Data entries:
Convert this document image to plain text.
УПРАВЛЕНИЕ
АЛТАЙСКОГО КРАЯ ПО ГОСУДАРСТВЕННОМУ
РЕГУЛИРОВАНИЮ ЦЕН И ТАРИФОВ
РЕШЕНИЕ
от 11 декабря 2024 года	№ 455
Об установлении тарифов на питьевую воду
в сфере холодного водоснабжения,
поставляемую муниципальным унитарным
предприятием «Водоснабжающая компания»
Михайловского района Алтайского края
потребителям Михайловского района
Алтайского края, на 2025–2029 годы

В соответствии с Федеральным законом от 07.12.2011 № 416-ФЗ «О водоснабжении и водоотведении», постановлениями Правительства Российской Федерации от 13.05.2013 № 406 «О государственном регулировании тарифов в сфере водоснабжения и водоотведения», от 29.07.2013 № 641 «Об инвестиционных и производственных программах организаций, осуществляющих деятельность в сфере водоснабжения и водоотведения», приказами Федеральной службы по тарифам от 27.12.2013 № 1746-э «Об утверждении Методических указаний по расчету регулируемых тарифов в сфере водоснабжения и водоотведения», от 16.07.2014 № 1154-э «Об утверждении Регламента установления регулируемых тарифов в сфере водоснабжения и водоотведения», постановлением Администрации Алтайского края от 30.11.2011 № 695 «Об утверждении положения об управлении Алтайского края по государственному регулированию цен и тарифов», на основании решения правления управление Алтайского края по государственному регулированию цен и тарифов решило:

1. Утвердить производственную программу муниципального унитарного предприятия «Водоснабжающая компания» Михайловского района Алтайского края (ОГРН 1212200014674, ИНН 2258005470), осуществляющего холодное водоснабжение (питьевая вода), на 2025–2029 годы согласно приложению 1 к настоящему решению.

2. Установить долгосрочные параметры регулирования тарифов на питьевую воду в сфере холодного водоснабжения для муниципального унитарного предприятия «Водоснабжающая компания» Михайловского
* * *
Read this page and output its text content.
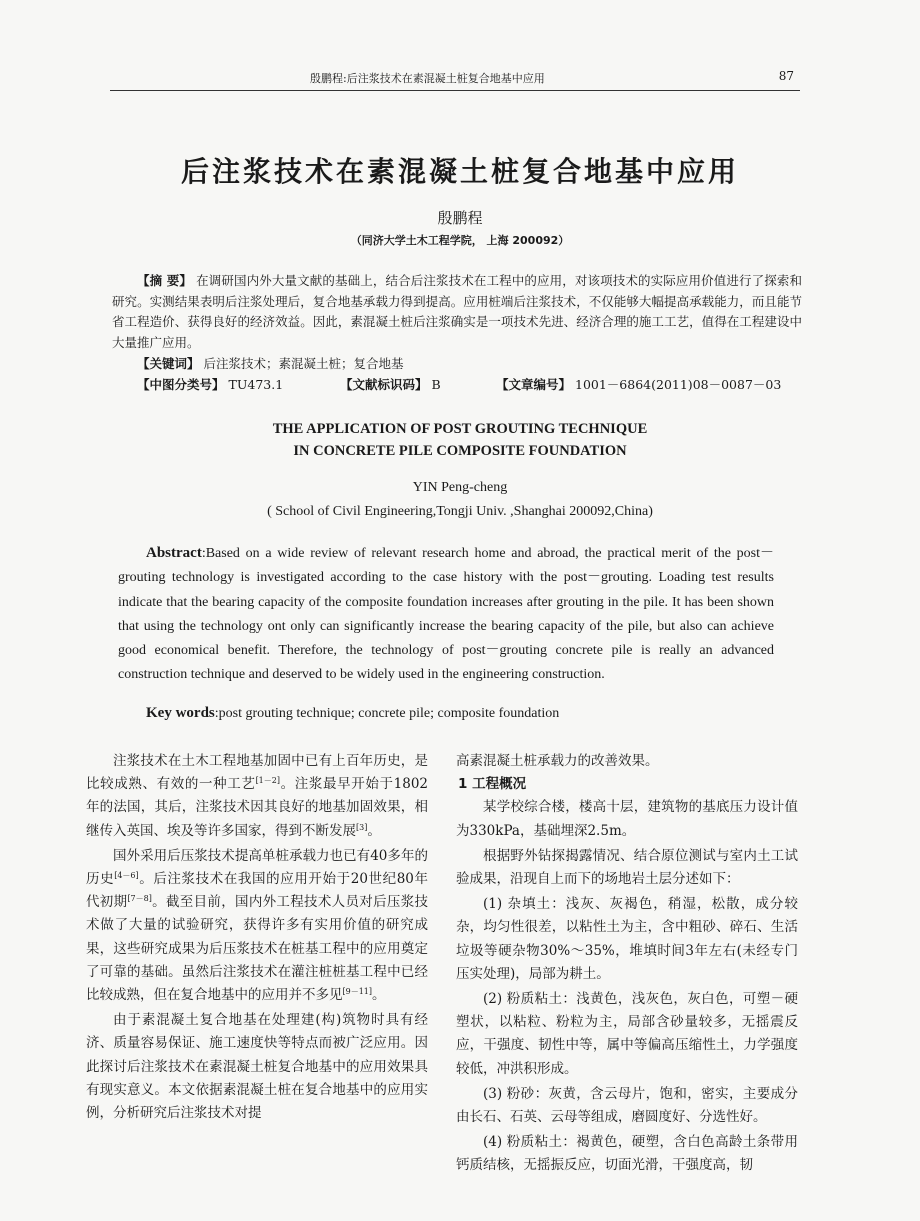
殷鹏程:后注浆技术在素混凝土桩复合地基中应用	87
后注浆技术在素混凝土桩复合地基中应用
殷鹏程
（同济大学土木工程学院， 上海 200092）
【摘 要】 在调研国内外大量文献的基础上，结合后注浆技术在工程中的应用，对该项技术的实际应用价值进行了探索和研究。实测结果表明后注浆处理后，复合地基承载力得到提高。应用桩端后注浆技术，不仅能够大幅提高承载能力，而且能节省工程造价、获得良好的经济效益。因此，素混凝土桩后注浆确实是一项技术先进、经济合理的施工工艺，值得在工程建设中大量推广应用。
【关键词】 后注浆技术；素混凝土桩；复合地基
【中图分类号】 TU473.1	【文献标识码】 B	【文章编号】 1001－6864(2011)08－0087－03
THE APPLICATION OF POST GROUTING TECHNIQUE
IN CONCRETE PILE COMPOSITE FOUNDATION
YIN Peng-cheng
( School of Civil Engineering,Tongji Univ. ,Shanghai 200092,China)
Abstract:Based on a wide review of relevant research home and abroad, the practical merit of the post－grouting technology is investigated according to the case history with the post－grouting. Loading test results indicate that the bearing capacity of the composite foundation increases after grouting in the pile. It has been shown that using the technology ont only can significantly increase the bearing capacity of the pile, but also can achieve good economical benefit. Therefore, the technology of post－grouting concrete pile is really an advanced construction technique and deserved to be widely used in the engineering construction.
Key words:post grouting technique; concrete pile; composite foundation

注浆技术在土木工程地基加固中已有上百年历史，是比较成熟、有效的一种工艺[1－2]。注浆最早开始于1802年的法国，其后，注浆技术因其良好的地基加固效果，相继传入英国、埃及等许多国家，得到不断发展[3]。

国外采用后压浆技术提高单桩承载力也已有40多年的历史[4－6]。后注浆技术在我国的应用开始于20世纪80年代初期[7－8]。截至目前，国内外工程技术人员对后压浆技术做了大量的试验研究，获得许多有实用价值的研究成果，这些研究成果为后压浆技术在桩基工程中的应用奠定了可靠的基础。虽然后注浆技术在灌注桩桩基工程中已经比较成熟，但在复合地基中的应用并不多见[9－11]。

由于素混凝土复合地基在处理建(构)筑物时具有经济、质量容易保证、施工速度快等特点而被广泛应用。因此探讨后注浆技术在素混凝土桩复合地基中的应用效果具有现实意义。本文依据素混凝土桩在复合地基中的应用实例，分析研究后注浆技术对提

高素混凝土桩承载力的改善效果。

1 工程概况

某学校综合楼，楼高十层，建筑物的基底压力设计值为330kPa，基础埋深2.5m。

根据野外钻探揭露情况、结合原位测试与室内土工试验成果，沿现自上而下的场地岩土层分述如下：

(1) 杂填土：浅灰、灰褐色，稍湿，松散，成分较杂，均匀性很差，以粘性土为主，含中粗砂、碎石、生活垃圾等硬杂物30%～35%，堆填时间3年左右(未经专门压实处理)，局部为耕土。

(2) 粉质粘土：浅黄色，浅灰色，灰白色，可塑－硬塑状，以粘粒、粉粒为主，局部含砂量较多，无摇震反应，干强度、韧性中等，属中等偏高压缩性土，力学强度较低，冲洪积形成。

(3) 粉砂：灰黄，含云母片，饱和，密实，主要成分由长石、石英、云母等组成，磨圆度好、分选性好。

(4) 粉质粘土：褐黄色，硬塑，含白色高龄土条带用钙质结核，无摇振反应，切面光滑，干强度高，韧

→ **The request**: Reproduce each line of the entries in which the word "后注浆技术在素混凝土桩复合地基中应用" is found.

→ **Final result**:
殷鹏程:后注浆技术在素混凝土桩复合地基中应用	87
后注浆技术在素混凝土桩复合地基中应用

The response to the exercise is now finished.